--- start MATERIAL PROVIDED ---

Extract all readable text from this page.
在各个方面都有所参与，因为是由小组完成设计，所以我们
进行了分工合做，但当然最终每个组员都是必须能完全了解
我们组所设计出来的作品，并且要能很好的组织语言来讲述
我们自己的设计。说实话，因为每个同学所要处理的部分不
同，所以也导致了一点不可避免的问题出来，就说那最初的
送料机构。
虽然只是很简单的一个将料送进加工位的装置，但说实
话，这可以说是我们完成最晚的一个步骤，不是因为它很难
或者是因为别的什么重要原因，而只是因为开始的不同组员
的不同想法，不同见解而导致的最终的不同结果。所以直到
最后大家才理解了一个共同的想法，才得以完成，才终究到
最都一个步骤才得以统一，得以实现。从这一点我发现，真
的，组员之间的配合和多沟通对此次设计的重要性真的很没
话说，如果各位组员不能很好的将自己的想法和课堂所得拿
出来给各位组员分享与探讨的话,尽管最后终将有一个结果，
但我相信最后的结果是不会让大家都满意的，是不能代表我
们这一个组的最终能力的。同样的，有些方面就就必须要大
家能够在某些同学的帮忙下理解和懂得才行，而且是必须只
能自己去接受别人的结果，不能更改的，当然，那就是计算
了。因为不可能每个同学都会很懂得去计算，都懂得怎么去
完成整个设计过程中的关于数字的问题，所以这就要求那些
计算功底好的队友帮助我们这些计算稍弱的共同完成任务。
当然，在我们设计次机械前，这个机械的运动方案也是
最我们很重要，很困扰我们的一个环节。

--- end MATERIAL PROVIDED ---

▶ [STATED EXERCISE] Please output every record, keeping each line exact.

▶ [SOLUTION FOR THIS EXERCISE]
Extract all readable text from this page.
在各个方面都有所参与，因为是由小组完成设计，所以我们
进行了分工合做，但当然最终每个组员都是必须能完全了解
我们组所设计出来的作品，并且要能很好的组织语言来讲述
我们自己的设计。说实话，因为每个同学所要处理的部分不
同，所以也导致了一点不可避免的问题出来，就说那最初的
送料机构。
虽然只是很简单的一个将料送进加工位的装置，但说实
话，这可以说是我们完成最晚的一个步骤，不是因为它很难
或者是因为别的什么重要原因，而只是因为开始的不同组员
的不同想法，不同见解而导致的最终的不同结果。所以直到
最后大家才理解了一个共同的想法，才得以完成，才终究到
最都一个步骤才得以统一，得以实现。从这一点我发现，真
的，组员之间的配合和多沟通对此次设计的重要性真的很没
话说，如果各位组员不能很好的将自己的想法和课堂所得拿
出来给各位组员分享与探讨的话,尽管最后终将有一个结果，
但我相信最后的结果是不会让大家都满意的，是不能代表我
们这一个组的最终能力的。同样的，有些方面就就必须要大
家能够在某些同学的帮忙下理解和懂得才行，而且是必须只
能自己去接受别人的结果，不能更改的，当然，那就是计算
了。因为不可能每个同学都会很懂得去计算，都懂得怎么去
完成整个设计过程中的关于数字的问题，所以这就要求那些
计算功底好的队友帮助我们这些计算稍弱的共同完成任务。
当然，在我们设计次机械前，这个机械的运动方案也是
最我们很重要，很困扰我们的一个环节。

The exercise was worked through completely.